■ Data records:
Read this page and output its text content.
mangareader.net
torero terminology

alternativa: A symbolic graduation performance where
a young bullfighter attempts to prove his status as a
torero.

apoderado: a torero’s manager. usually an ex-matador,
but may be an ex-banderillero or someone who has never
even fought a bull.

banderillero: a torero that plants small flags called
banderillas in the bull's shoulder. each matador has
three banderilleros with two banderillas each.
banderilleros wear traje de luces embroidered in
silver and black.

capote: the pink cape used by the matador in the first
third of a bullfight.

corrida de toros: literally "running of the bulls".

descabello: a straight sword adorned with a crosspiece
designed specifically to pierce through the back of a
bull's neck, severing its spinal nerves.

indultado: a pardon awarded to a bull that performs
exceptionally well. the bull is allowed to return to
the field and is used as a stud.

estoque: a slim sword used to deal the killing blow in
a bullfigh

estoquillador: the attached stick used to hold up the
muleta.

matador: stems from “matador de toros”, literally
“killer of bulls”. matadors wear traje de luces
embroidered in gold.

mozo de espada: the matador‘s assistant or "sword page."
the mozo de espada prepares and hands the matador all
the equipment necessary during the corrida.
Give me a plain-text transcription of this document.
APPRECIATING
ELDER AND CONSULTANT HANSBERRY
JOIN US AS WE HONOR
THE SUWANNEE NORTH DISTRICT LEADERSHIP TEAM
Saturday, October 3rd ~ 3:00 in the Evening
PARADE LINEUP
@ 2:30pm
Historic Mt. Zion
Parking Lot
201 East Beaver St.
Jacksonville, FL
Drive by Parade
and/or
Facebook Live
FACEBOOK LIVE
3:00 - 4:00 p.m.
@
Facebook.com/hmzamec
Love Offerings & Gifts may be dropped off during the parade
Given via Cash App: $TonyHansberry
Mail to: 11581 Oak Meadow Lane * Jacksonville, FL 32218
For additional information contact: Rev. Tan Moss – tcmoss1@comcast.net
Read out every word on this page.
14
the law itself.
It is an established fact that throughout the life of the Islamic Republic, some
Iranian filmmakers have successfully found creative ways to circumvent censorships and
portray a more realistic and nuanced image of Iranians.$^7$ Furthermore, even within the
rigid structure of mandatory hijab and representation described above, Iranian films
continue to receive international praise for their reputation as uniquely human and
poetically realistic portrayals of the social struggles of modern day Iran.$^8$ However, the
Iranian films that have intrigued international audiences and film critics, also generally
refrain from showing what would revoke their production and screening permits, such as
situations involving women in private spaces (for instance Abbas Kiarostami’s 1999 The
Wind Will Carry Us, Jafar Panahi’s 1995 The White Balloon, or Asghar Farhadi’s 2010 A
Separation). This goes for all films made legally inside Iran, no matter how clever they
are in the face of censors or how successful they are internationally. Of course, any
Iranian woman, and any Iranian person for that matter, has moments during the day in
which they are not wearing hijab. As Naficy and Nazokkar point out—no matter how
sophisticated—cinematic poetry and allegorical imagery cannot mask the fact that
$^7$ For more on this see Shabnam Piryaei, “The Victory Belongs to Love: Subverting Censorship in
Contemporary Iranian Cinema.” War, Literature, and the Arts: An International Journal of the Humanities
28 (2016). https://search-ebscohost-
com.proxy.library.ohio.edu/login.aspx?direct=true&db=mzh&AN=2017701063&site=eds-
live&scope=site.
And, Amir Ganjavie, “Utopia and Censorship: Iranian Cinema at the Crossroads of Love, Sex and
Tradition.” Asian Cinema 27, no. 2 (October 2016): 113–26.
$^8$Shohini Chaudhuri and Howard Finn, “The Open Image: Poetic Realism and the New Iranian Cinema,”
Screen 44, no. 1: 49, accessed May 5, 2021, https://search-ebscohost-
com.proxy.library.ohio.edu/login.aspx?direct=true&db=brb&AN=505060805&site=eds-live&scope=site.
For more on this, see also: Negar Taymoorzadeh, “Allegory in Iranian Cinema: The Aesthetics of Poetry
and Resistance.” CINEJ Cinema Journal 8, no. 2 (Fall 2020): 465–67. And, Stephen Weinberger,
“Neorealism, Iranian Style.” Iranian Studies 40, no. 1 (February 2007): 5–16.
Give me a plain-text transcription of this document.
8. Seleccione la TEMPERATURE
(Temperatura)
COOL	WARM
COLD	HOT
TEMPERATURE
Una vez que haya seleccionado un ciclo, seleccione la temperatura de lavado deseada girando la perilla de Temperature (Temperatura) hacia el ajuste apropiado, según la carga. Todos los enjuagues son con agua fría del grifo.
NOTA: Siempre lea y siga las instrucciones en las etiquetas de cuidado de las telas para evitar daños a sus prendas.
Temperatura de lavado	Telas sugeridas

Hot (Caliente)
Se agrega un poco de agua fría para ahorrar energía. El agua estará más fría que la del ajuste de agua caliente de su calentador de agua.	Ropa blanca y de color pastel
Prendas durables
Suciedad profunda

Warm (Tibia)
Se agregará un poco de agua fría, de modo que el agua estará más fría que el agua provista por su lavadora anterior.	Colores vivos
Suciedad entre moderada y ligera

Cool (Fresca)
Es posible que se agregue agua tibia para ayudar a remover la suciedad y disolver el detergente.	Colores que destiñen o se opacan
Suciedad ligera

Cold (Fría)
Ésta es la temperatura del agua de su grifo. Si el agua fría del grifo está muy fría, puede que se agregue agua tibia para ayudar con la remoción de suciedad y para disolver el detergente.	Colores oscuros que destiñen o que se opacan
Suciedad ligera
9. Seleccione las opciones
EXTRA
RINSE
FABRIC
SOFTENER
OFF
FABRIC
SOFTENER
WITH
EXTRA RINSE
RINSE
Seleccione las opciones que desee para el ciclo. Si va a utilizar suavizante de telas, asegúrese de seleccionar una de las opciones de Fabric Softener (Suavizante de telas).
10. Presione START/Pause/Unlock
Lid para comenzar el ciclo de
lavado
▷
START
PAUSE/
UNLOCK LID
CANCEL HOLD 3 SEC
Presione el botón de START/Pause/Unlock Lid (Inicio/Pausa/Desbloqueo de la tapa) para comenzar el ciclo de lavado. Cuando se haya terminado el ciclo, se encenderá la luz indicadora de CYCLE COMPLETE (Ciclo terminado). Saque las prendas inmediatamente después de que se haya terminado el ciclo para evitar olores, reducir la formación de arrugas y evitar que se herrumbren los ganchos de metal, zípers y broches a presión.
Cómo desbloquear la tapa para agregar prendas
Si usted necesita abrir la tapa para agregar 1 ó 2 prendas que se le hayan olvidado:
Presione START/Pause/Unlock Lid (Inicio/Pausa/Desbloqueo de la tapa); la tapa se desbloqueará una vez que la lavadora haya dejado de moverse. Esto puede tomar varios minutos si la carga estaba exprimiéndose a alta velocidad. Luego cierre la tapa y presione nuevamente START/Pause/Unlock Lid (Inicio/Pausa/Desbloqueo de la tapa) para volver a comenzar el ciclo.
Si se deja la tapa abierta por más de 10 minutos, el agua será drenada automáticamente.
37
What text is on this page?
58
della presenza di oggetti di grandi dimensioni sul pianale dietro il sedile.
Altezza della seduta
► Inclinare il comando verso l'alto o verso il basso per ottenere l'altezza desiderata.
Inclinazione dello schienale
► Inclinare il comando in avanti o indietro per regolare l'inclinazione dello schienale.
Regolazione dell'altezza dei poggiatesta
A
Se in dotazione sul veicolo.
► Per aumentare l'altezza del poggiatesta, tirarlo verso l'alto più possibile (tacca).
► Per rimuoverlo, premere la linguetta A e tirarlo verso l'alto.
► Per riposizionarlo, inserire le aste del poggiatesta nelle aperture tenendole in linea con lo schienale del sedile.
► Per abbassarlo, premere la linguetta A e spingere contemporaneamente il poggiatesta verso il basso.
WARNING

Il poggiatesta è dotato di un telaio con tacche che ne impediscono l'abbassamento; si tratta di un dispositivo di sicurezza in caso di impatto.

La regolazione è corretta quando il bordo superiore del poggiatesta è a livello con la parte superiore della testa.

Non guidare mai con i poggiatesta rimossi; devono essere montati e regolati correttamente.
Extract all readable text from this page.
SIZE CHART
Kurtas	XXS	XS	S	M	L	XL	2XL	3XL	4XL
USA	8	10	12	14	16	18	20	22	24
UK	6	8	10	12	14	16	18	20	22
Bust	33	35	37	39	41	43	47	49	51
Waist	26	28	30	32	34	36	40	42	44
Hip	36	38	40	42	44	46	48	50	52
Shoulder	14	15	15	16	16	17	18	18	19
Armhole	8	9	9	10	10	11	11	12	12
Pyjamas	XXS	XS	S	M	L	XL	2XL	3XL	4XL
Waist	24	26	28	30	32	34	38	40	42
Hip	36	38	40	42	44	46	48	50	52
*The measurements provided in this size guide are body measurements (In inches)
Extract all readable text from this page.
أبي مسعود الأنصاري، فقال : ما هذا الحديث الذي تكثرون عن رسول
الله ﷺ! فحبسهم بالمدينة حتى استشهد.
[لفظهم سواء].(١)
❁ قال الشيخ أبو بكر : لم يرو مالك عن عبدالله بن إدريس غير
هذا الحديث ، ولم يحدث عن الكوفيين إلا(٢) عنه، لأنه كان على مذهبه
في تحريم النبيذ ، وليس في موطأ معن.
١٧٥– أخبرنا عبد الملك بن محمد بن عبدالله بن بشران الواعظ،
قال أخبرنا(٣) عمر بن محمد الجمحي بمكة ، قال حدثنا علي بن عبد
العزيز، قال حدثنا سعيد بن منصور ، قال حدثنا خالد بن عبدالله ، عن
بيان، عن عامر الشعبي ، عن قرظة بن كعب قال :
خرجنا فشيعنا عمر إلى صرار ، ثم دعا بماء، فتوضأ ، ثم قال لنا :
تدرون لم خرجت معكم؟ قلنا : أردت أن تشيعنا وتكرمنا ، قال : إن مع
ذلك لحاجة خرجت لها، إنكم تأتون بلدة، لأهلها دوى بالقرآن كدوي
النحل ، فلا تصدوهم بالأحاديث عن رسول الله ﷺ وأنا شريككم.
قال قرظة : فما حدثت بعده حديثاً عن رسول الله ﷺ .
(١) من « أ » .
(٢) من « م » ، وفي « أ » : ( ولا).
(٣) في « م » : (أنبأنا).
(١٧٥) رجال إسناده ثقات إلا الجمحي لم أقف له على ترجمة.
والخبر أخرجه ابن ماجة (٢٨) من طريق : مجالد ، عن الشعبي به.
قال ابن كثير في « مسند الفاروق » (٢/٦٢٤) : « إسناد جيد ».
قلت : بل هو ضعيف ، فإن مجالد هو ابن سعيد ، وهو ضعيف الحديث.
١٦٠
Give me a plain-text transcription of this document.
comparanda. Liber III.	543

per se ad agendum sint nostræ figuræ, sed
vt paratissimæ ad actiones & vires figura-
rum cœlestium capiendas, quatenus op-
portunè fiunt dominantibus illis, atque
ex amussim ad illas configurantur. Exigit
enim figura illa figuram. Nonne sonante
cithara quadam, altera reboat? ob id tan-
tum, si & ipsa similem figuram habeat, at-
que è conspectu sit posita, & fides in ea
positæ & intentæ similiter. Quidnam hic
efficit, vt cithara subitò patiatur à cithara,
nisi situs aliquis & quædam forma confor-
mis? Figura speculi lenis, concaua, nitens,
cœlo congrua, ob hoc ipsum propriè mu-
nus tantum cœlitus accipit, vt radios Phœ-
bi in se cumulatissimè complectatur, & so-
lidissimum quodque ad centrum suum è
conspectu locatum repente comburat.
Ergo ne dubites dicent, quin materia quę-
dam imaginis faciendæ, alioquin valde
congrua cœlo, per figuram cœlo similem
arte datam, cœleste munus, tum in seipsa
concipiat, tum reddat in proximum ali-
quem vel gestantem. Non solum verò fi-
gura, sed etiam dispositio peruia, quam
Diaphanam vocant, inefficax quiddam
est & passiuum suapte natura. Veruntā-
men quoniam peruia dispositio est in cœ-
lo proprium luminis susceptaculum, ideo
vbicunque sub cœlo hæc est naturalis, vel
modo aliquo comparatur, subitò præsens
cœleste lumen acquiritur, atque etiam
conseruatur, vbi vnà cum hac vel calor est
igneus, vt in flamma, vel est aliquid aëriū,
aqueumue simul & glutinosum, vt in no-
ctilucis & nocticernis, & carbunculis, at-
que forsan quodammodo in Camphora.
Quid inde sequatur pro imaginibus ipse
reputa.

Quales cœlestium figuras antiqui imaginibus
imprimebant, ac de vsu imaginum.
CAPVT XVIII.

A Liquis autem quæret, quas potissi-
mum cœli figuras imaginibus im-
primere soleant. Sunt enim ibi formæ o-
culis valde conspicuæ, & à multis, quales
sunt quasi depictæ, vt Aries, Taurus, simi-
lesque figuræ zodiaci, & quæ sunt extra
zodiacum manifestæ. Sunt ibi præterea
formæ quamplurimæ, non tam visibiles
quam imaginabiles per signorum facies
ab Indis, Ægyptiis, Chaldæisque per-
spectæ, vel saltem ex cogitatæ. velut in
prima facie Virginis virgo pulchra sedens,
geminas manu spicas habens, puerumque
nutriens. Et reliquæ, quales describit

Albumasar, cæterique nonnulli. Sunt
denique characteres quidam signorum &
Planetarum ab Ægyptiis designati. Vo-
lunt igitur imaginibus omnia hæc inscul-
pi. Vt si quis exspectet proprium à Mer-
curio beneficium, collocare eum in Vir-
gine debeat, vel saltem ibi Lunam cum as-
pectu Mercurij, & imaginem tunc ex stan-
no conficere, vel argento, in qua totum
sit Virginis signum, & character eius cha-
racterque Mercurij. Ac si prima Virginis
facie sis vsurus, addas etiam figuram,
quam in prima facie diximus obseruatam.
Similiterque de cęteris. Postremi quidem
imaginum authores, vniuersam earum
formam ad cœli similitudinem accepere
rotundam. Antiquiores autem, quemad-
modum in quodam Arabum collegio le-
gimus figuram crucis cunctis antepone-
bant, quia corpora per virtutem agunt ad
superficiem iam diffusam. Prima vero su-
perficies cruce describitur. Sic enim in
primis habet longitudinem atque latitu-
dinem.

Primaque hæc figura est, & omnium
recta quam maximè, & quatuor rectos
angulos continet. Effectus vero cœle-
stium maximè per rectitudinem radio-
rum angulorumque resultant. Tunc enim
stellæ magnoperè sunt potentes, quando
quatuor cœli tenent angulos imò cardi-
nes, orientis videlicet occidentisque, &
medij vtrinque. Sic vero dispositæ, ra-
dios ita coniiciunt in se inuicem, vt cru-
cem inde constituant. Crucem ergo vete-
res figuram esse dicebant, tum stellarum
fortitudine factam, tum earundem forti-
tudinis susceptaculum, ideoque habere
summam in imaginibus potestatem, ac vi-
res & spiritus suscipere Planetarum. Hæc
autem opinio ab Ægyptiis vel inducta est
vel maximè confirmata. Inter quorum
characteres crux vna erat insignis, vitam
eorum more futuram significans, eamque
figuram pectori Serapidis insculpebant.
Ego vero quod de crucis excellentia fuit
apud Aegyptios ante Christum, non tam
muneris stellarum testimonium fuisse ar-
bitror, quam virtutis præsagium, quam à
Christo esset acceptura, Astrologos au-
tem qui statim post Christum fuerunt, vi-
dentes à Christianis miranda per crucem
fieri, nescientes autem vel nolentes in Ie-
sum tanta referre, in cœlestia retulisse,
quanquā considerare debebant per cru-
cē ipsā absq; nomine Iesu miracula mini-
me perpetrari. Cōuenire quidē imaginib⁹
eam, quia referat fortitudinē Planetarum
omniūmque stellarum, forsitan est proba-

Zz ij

■ Problem to solve: Take every line above carrying "Inicio" and return it.

■ Response below:
Presione el botón de START/Pause/Unlock Lid (Inicio/Pausa/Desbloqueo de la tapa) para comenzar el ciclo de lavado. Cuando se haya terminado el ciclo, se encenderá la luz indicadora de CYCLE COMPLETE (Ciclo terminado). Saque las prendas inmediatamente después de que se haya terminado el ciclo para evitar olores, reducir la formación de arrugas y evitar que se herrumbren los ganchos de metal, zípers y broches a presión.
Presione START/Pause/Unlock Lid (Inicio/Pausa/Desbloqueo de la tapa); la tapa se desbloqueará una vez que la lavadora haya dejado de moverse. Esto puede tomar varios minutos si la carga estaba exprimiéndose a alta velocidad. Luego cierre la tapa y presione nuevamente START/Pause/Unlock Lid (Inicio/Pausa/Desbloqueo de la tapa) para volver a comenzar el ciclo.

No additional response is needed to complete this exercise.